Start of Material supplied

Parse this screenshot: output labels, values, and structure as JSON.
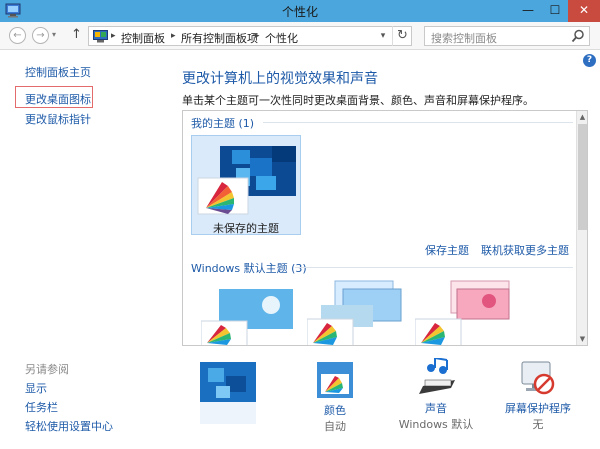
{
  "window": {
    "title": "个性化"
  },
  "window_controls": {
    "minimize": "—",
    "maximize": "☐",
    "close": "✕"
  },
  "address_bar": {
    "crumbs": [
      "控制面板",
      "所有控制面板项",
      "个性化"
    ],
    "search_placeholder": "搜索控制面板"
  },
  "sidebar": {
    "home": "控制面板主页",
    "links": [
      "更改桌面图标",
      "更改鼠标指针"
    ],
    "see_also_title": "另请参阅",
    "see_also": [
      "显示",
      "任务栏",
      "轻松使用设置中心"
    ]
  },
  "main": {
    "title": "更改计算机上的视觉效果和声音",
    "description": "单击某个主题可一次性同时更改桌面背景、颜色、声音和屏幕保护程序。"
  },
  "themes": {
    "my_themes_title": "我的主题 (1)",
    "unsaved_theme_label": "未保存的主题",
    "save_theme": "保存主题",
    "get_more_online": "联机获取更多主题",
    "windows_default_title": "Windows 默认主题 (3)"
  },
  "bottom_bar": {
    "color": {
      "label": "颜色",
      "value": "自动"
    },
    "sound": {
      "label": "声音",
      "value": "Windows 默认"
    },
    "screensaver": {
      "label": "屏幕保护程序",
      "value": "无"
    }
  },
  "colors": {
    "titlebar": "#4aa6dc",
    "close_button": "#c94a3e",
    "link": "#1e5aa8",
    "highlight_border": "#e46b6b"
  }
}
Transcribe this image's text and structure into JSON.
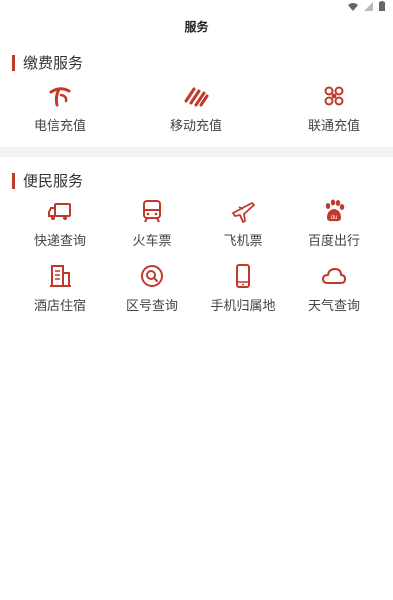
{
  "header": {
    "title": "服务"
  },
  "payment": {
    "heading": "缴费服务",
    "items": [
      {
        "label": "电信充值",
        "icon": "telecom-icon"
      },
      {
        "label": "移动充值",
        "icon": "mobile-icon"
      },
      {
        "label": "联通充值",
        "icon": "unicom-icon"
      }
    ]
  },
  "convenience": {
    "heading": "便民服务",
    "items": [
      {
        "label": "快递查询",
        "icon": "delivery-truck-icon"
      },
      {
        "label": "火车票",
        "icon": "train-icon"
      },
      {
        "label": "飞机票",
        "icon": "airplane-icon"
      },
      {
        "label": "百度出行",
        "icon": "baidu-icon"
      },
      {
        "label": "酒店住宿",
        "icon": "hotel-building-icon"
      },
      {
        "label": "区号查询",
        "icon": "search-icon"
      },
      {
        "label": "手机归属地",
        "icon": "phone-icon"
      },
      {
        "label": "天气查询",
        "icon": "cloud-icon"
      }
    ]
  },
  "colors": {
    "accent": "#c0392b",
    "divider": "#f3f3f3"
  }
}
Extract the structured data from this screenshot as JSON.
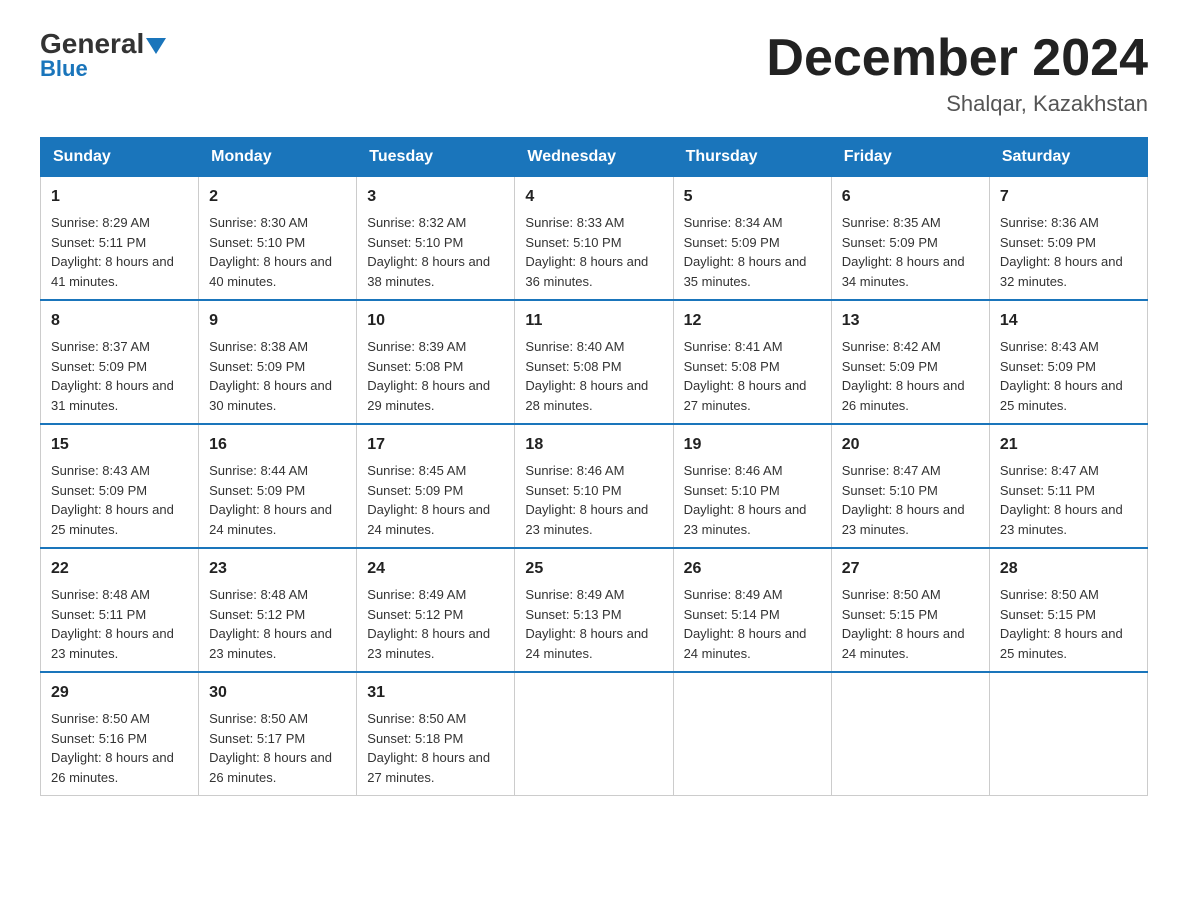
{
  "header": {
    "logo_general": "General",
    "logo_blue": "Blue",
    "month_title": "December 2024",
    "location": "Shalqar, Kazakhstan"
  },
  "days_of_week": [
    "Sunday",
    "Monday",
    "Tuesday",
    "Wednesday",
    "Thursday",
    "Friday",
    "Saturday"
  ],
  "weeks": [
    [
      {
        "day": "1",
        "sunrise": "8:29 AM",
        "sunset": "5:11 PM",
        "daylight": "8 hours and 41 minutes."
      },
      {
        "day": "2",
        "sunrise": "8:30 AM",
        "sunset": "5:10 PM",
        "daylight": "8 hours and 40 minutes."
      },
      {
        "day": "3",
        "sunrise": "8:32 AM",
        "sunset": "5:10 PM",
        "daylight": "8 hours and 38 minutes."
      },
      {
        "day": "4",
        "sunrise": "8:33 AM",
        "sunset": "5:10 PM",
        "daylight": "8 hours and 36 minutes."
      },
      {
        "day": "5",
        "sunrise": "8:34 AM",
        "sunset": "5:09 PM",
        "daylight": "8 hours and 35 minutes."
      },
      {
        "day": "6",
        "sunrise": "8:35 AM",
        "sunset": "5:09 PM",
        "daylight": "8 hours and 34 minutes."
      },
      {
        "day": "7",
        "sunrise": "8:36 AM",
        "sunset": "5:09 PM",
        "daylight": "8 hours and 32 minutes."
      }
    ],
    [
      {
        "day": "8",
        "sunrise": "8:37 AM",
        "sunset": "5:09 PM",
        "daylight": "8 hours and 31 minutes."
      },
      {
        "day": "9",
        "sunrise": "8:38 AM",
        "sunset": "5:09 PM",
        "daylight": "8 hours and 30 minutes."
      },
      {
        "day": "10",
        "sunrise": "8:39 AM",
        "sunset": "5:08 PM",
        "daylight": "8 hours and 29 minutes."
      },
      {
        "day": "11",
        "sunrise": "8:40 AM",
        "sunset": "5:08 PM",
        "daylight": "8 hours and 28 minutes."
      },
      {
        "day": "12",
        "sunrise": "8:41 AM",
        "sunset": "5:08 PM",
        "daylight": "8 hours and 27 minutes."
      },
      {
        "day": "13",
        "sunrise": "8:42 AM",
        "sunset": "5:09 PM",
        "daylight": "8 hours and 26 minutes."
      },
      {
        "day": "14",
        "sunrise": "8:43 AM",
        "sunset": "5:09 PM",
        "daylight": "8 hours and 25 minutes."
      }
    ],
    [
      {
        "day": "15",
        "sunrise": "8:43 AM",
        "sunset": "5:09 PM",
        "daylight": "8 hours and 25 minutes."
      },
      {
        "day": "16",
        "sunrise": "8:44 AM",
        "sunset": "5:09 PM",
        "daylight": "8 hours and 24 minutes."
      },
      {
        "day": "17",
        "sunrise": "8:45 AM",
        "sunset": "5:09 PM",
        "daylight": "8 hours and 24 minutes."
      },
      {
        "day": "18",
        "sunrise": "8:46 AM",
        "sunset": "5:10 PM",
        "daylight": "8 hours and 23 minutes."
      },
      {
        "day": "19",
        "sunrise": "8:46 AM",
        "sunset": "5:10 PM",
        "daylight": "8 hours and 23 minutes."
      },
      {
        "day": "20",
        "sunrise": "8:47 AM",
        "sunset": "5:10 PM",
        "daylight": "8 hours and 23 minutes."
      },
      {
        "day": "21",
        "sunrise": "8:47 AM",
        "sunset": "5:11 PM",
        "daylight": "8 hours and 23 minutes."
      }
    ],
    [
      {
        "day": "22",
        "sunrise": "8:48 AM",
        "sunset": "5:11 PM",
        "daylight": "8 hours and 23 minutes."
      },
      {
        "day": "23",
        "sunrise": "8:48 AM",
        "sunset": "5:12 PM",
        "daylight": "8 hours and 23 minutes."
      },
      {
        "day": "24",
        "sunrise": "8:49 AM",
        "sunset": "5:12 PM",
        "daylight": "8 hours and 23 minutes."
      },
      {
        "day": "25",
        "sunrise": "8:49 AM",
        "sunset": "5:13 PM",
        "daylight": "8 hours and 24 minutes."
      },
      {
        "day": "26",
        "sunrise": "8:49 AM",
        "sunset": "5:14 PM",
        "daylight": "8 hours and 24 minutes."
      },
      {
        "day": "27",
        "sunrise": "8:50 AM",
        "sunset": "5:15 PM",
        "daylight": "8 hours and 24 minutes."
      },
      {
        "day": "28",
        "sunrise": "8:50 AM",
        "sunset": "5:15 PM",
        "daylight": "8 hours and 25 minutes."
      }
    ],
    [
      {
        "day": "29",
        "sunrise": "8:50 AM",
        "sunset": "5:16 PM",
        "daylight": "8 hours and 26 minutes."
      },
      {
        "day": "30",
        "sunrise": "8:50 AM",
        "sunset": "5:17 PM",
        "daylight": "8 hours and 26 minutes."
      },
      {
        "day": "31",
        "sunrise": "8:50 AM",
        "sunset": "5:18 PM",
        "daylight": "8 hours and 27 minutes."
      },
      null,
      null,
      null,
      null
    ]
  ]
}
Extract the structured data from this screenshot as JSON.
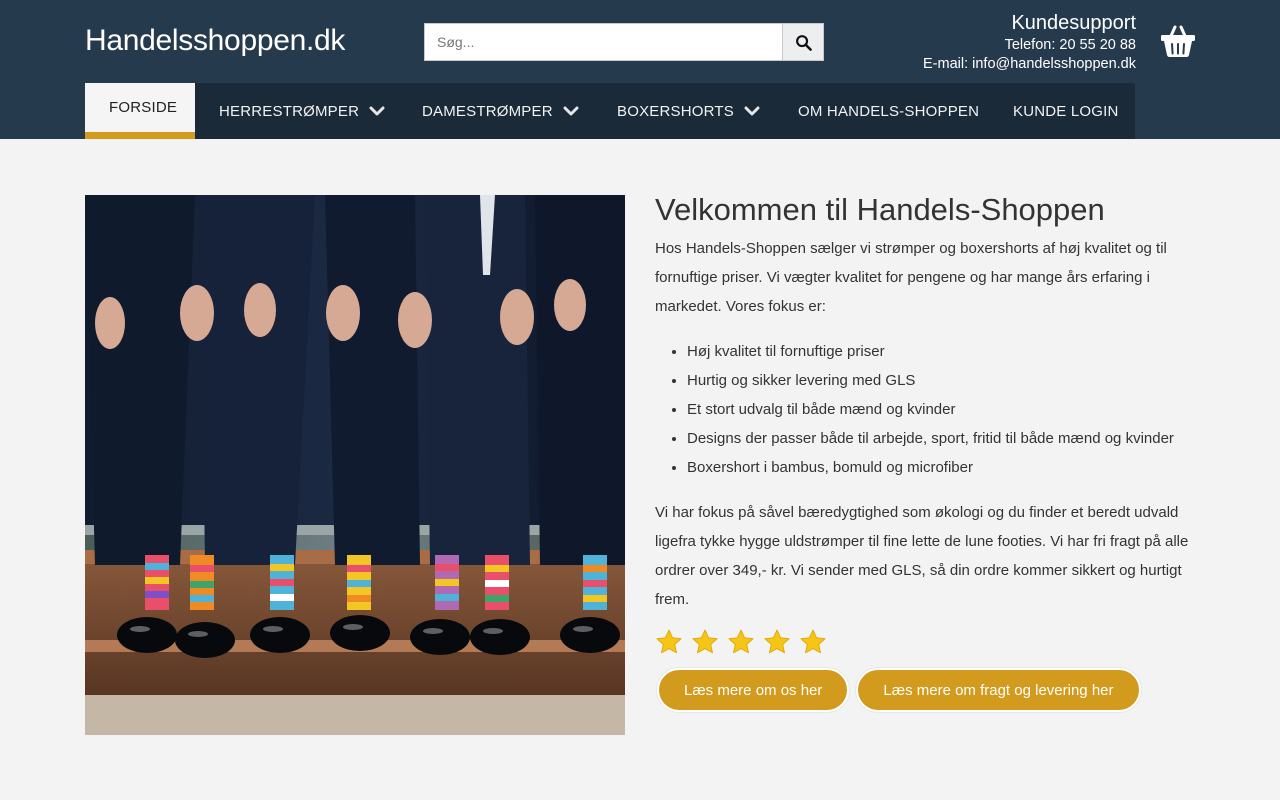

End of Material supplied

Instructions for the task
Retype the records exactly. Any image in them should not appear in what you write.

Exercise solution
Parse this screenshot: output labels, values, and structure as JSON.
{
  "window": {
    "title": "个性化"
  },
  "window_controls": {
    "minimize": "—",
    "maximize": "☐",
    "close": "✕"
  },
  "address_bar": {
    "crumbs": [
      "控制面板",
      "所有控制面板项",
      "个性化"
    ],
    "search_placeholder": "搜索控制面板"
  },
  "sidebar": {
    "home": "控制面板主页",
    "links": [
      "更改桌面图标",
      "更改鼠标指针"
    ],
    "see_also_title": "另请参阅",
    "see_also": [
      "显示",
      "任务栏",
      "轻松使用设置中心"
    ]
  },
  "main": {
    "title": "更改计算机上的视觉效果和声音",
    "description": "单击某个主题可一次性同时更改桌面背景、颜色、声音和屏幕保护程序。"
  },
  "themes": {
    "my_themes_title": "我的主题 (1)",
    "unsaved_theme_label": "未保存的主题",
    "save_theme": "保存主题",
    "get_more_online": "联机获取更多主题",
    "windows_default_title": "Windows 默认主题 (3)"
  },
  "bottom_bar": {
    "color": {
      "label": "颜色",
      "value": "自动"
    },
    "sound": {
      "label": "声音",
      "value": "Windows 默认"
    },
    "screensaver": {
      "label": "屏幕保护程序",
      "value": "无"
    }
  },
  "colors": {
    "titlebar": "#4aa6dc",
    "close_button": "#c94a3e",
    "link": "#1e5aa8",
    "highlight_border": "#e46b6b"
  }
}
Transcribe this image's text and structure into JSON.
{
  "header": {
    "title": "服务"
  },
  "payment": {
    "heading": "缴费服务",
    "items": [
      {
        "label": "电信充值",
        "icon": "telecom-icon"
      },
      {
        "label": "移动充值",
        "icon": "mobile-icon"
      },
      {
        "label": "联通充值",
        "icon": "unicom-icon"
      }
    ]
  },
  "convenience": {
    "heading": "便民服务",
    "items": [
      {
        "label": "快递查询",
        "icon": "delivery-truck-icon"
      },
      {
        "label": "火车票",
        "icon": "train-icon"
      },
      {
        "label": "飞机票",
        "icon": "airplane-icon"
      },
      {
        "label": "百度出行",
        "icon": "baidu-icon"
      },
      {
        "label": "酒店住宿",
        "icon": "hotel-building-icon"
      },
      {
        "label": "区号查询",
        "icon": "search-icon"
      },
      {
        "label": "手机归属地",
        "icon": "phone-icon"
      },
      {
        "label": "天气查询",
        "icon": "cloud-icon"
      }
    ]
  },
  "colors": {
    "accent": "#c0392b",
    "divider": "#f3f3f3"
  }
}
Extract the structured data from this screenshot as JSON.
{
  "header": {
    "logo_general": "General",
    "logo_blue": "Blue",
    "month_title": "December 2024",
    "location": "Shalqar, Kazakhstan"
  },
  "days_of_week": [
    "Sunday",
    "Monday",
    "Tuesday",
    "Wednesday",
    "Thursday",
    "Friday",
    "Saturday"
  ],
  "weeks": [
    [
      {
        "day": "1",
        "sunrise": "8:29 AM",
        "sunset": "5:11 PM",
        "daylight": "8 hours and 41 minutes."
      },
      {
        "day": "2",
        "sunrise": "8:30 AM",
        "sunset": "5:10 PM",
        "daylight": "8 hours and 40 minutes."
      },
      {
        "day": "3",
        "sunrise": "8:32 AM",
        "sunset": "5:10 PM",
        "daylight": "8 hours and 38 minutes."
      },
      {
        "day": "4",
        "sunrise": "8:33 AM",
        "sunset": "5:10 PM",
        "daylight": "8 hours and 36 minutes."
      },
      {
        "day": "5",
        "sunrise": "8:34 AM",
        "sunset": "5:09 PM",
        "daylight": "8 hours and 35 minutes."
      },
      {
        "day": "6",
        "sunrise": "8:35 AM",
        "sunset": "5:09 PM",
        "daylight": "8 hours and 34 minutes."
      },
      {
        "day": "7",
        "sunrise": "8:36 AM",
        "sunset": "5:09 PM",
        "daylight": "8 hours and 32 minutes."
      }
    ],
    [
      {
        "day": "8",
        "sunrise": "8:37 AM",
        "sunset": "5:09 PM",
        "daylight": "8 hours and 31 minutes."
      },
      {
        "day": "9",
        "sunrise": "8:38 AM",
        "sunset": "5:09 PM",
        "daylight": "8 hours and 30 minutes."
      },
      {
        "day": "10",
        "sunrise": "8:39 AM",
        "sunset": "5:08 PM",
        "daylight": "8 hours and 29 minutes."
      },
      {
        "day": "11",
        "sunrise": "8:40 AM",
        "sunset": "5:08 PM",
        "daylight": "8 hours and 28 minutes."
      },
      {
        "day": "12",
        "sunrise": "8:41 AM",
        "sunset": "5:08 PM",
        "daylight": "8 hours and 27 minutes."
      },
      {
        "day": "13",
        "sunrise": "8:42 AM",
        "sunset": "5:09 PM",
        "daylight": "8 hours and 26 minutes."
      },
      {
        "day": "14",
        "sunrise": "8:43 AM",
        "sunset": "5:09 PM",
        "daylight": "8 hours and 25 minutes."
      }
    ],
    [
      {
        "day": "15",
        "sunrise": "8:43 AM",
        "sunset": "5:09 PM",
        "daylight": "8 hours and 25 minutes."
      },
      {
        "day": "16",
        "sunrise": "8:44 AM",
        "sunset": "5:09 PM",
        "daylight": "8 hours and 24 minutes."
      },
      {
        "day": "17",
        "sunrise": "8:45 AM",
        "sunset": "5:09 PM",
        "daylight": "8 hours and 24 minutes."
      },
      {
        "day": "18",
        "sunrise": "8:46 AM",
        "sunset": "5:10 PM",
        "daylight": "8 hours and 23 minutes."
      },
      {
        "day": "19",
        "sunrise": "8:46 AM",
        "sunset": "5:10 PM",
        "daylight": "8 hours and 23 minutes."
      },
      {
        "day": "20",
        "sunrise": "8:47 AM",
        "sunset": "5:10 PM",
        "daylight": "8 hours and 23 minutes."
      },
      {
        "day": "21",
        "sunrise": "8:47 AM",
        "sunset": "5:11 PM",
        "daylight": "8 hours and 23 minutes."
      }
    ],
    [
      {
        "day": "22",
        "sunrise": "8:48 AM",
        "sunset": "5:11 PM",
        "daylight": "8 hours and 23 minutes."
      },
      {
        "day": "23",
        "sunrise": "8:48 AM",
        "sunset": "5:12 PM",
        "daylight": "8 hours and 23 minutes."
      },
      {
        "day": "24",
        "sunrise": "8:49 AM",
        "sunset": "5:12 PM",
        "daylight": "8 hours and 23 minutes."
      },
      {
        "day": "25",
        "sunrise": "8:49 AM",
        "sunset": "5:13 PM",
        "daylight": "8 hours and 24 minutes."
      },
      {
        "day": "26",
        "sunrise": "8:49 AM",
        "sunset": "5:14 PM",
        "daylight": "8 hours and 24 minutes."
      },
      {
        "day": "27",
        "sunrise": "8:50 AM",
        "sunset": "5:15 PM",
        "daylight": "8 hours and 24 minutes."
      },
      {
        "day": "28",
        "sunrise": "8:50 AM",
        "sunset": "5:15 PM",
        "daylight": "8 hours and 25 minutes."
      }
    ],
    [
      {
        "day": "29",
        "sunrise": "8:50 AM",
        "sunset": "5:16 PM",
        "daylight": "8 hours and 26 minutes."
      },
      {
        "day": "30",
        "sunrise": "8:50 AM",
        "sunset": "5:17 PM",
        "daylight": "8 hours and 26 minutes."
      },
      {
        "day": "31",
        "sunrise": "8:50 AM",
        "sunset": "5:18 PM",
        "daylight": "8 hours and 27 minutes."
      },
      null,
      null,
      null,
      null
    ]
  ]
}
Extract the structured data from this screenshot as JSON.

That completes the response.